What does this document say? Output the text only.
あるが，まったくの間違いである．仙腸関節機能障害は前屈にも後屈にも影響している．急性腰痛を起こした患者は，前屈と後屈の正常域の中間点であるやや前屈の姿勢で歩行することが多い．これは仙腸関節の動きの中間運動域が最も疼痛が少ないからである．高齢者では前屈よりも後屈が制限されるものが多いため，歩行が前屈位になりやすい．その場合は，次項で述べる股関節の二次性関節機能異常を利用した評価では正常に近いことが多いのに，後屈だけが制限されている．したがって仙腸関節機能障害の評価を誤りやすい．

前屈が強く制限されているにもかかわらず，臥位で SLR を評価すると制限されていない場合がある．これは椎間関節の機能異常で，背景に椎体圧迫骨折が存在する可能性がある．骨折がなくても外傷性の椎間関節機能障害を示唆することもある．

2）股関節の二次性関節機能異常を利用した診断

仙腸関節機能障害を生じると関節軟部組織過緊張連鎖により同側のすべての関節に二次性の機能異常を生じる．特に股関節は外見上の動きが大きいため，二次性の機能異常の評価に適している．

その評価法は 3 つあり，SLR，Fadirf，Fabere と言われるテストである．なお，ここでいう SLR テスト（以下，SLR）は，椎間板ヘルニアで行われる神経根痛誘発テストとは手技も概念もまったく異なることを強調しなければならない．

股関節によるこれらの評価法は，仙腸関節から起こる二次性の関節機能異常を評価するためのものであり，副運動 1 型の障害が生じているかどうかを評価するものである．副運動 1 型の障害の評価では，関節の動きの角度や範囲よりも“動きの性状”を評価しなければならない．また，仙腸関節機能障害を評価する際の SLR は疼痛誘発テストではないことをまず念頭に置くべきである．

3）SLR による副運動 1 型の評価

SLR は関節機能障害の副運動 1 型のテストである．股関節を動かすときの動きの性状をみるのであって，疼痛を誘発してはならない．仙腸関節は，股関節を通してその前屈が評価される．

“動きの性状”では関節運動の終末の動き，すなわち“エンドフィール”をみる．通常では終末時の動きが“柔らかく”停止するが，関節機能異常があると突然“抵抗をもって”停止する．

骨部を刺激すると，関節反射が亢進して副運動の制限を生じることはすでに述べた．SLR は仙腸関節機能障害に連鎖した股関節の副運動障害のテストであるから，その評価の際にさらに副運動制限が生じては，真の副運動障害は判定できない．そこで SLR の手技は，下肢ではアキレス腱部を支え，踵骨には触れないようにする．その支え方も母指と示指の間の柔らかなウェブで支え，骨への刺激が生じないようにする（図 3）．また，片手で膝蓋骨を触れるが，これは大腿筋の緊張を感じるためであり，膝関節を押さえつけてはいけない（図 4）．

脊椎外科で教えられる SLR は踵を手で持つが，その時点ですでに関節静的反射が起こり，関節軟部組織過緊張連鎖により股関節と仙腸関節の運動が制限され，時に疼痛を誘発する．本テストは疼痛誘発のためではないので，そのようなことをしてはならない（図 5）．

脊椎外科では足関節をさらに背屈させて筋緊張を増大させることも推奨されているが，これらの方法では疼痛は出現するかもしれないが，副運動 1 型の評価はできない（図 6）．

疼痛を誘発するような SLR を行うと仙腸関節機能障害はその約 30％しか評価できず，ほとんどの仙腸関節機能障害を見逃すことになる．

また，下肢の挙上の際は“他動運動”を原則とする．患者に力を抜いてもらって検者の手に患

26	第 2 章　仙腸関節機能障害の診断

++++++

* Exercise
Please reproduce all of the entries exactly as they stand.

* Reply
What does this document say? Output the text only.
あるが，まったくの間違いである．仙腸関節機能障害は前屈にも後屈にも影響している．急性腰痛を起こした患者は，前屈と後屈の正常域の中間点であるやや前屈の姿勢で歩行することが多い．これは仙腸関節の動きの中間運動域が最も疼痛が少ないからである．高齢者では前屈よりも後屈が制限されるものが多いため，歩行が前屈位になりやすい．その場合は，次項で述べる股関節の二次性関節機能異常を利用した評価では正常に近いことが多いのに，後屈だけが制限されている．したがって仙腸関節機能障害の評価を誤りやすい．

前屈が強く制限されているにもかかわらず，臥位で SLR を評価すると制限されていない場合がある．これは椎間関節の機能異常で，背景に椎体圧迫骨折が存在する可能性がある．骨折がなくても外傷性の椎間関節機能障害を示唆することもある．

2）股関節の二次性関節機能異常を利用した診断

仙腸関節機能障害を生じると関節軟部組織過緊張連鎖により同側のすべての関節に二次性の機能異常を生じる．特に股関節は外見上の動きが大きいため，二次性の機能異常の評価に適している．

その評価法は 3 つあり，SLR，Fadirf，Fabere と言われるテストである．なお，ここでいう SLR テスト（以下，SLR）は，椎間板ヘルニアで行われる神経根痛誘発テストとは手技も概念もまったく異なることを強調しなければならない．

股関節によるこれらの評価法は，仙腸関節から起こる二次性の関節機能異常を評価するためのものであり，副運動 1 型の障害が生じているかどうかを評価するものである．副運動 1 型の障害の評価では，関節の動きの角度や範囲よりも“動きの性状”を評価しなければならない．また，仙腸関節機能障害を評価する際の SLR は疼痛誘発テストではないことをまず念頭に置くべきである．

3）SLR による副運動 1 型の評価

SLR は関節機能障害の副運動 1 型のテストである．股関節を動かすときの動きの性状をみるのであって，疼痛を誘発してはならない．仙腸関節は，股関節を通してその前屈が評価される．

“動きの性状”では関節運動の終末の動き，すなわち“エンドフィール”をみる．通常では終末時の動きが“柔らかく”停止するが，関節機能異常があると突然“抵抗をもって”停止する．

骨部を刺激すると，関節反射が亢進して副運動の制限を生じることはすでに述べた．SLR は仙腸関節機能障害に連鎖した股関節の副運動障害のテストであるから，その評価の際にさらに副運動制限が生じては，真の副運動障害は判定できない．そこで SLR の手技は，下肢ではアキレス腱部を支え，踵骨には触れないようにする．その支え方も母指と示指の間の柔らかなウェブで支え，骨への刺激が生じないようにする（図 3）．また，片手で膝蓋骨を触れるが，これは大腿筋の緊張を感じるためであり，膝関節を押さえつけてはいけない（図 4）．

脊椎外科で教えられる SLR は踵を手で持つが，その時点ですでに関節静的反射が起こり，関節軟部組織過緊張連鎖により股関節と仙腸関節の運動が制限され，時に疼痛を誘発する．本テストは疼痛誘発のためではないので，そのようなことをしてはならない（図 5）．

脊椎外科では足関節をさらに背屈させて筋緊張を増大させることも推奨されているが，これらの方法では疼痛は出現するかもしれないが，副運動 1 型の評価はできない（図 6）．

疼痛を誘発するような SLR を行うと仙腸関節機能障害はその約 30％しか評価できず，ほとんどの仙腸関節機能障害を見逃すことになる．

また，下肢の挙上の際は“他動運動”を原則とする．患者に力を抜いてもらって検者の手に患

26	第 2 章　仙腸関節機能障害の診断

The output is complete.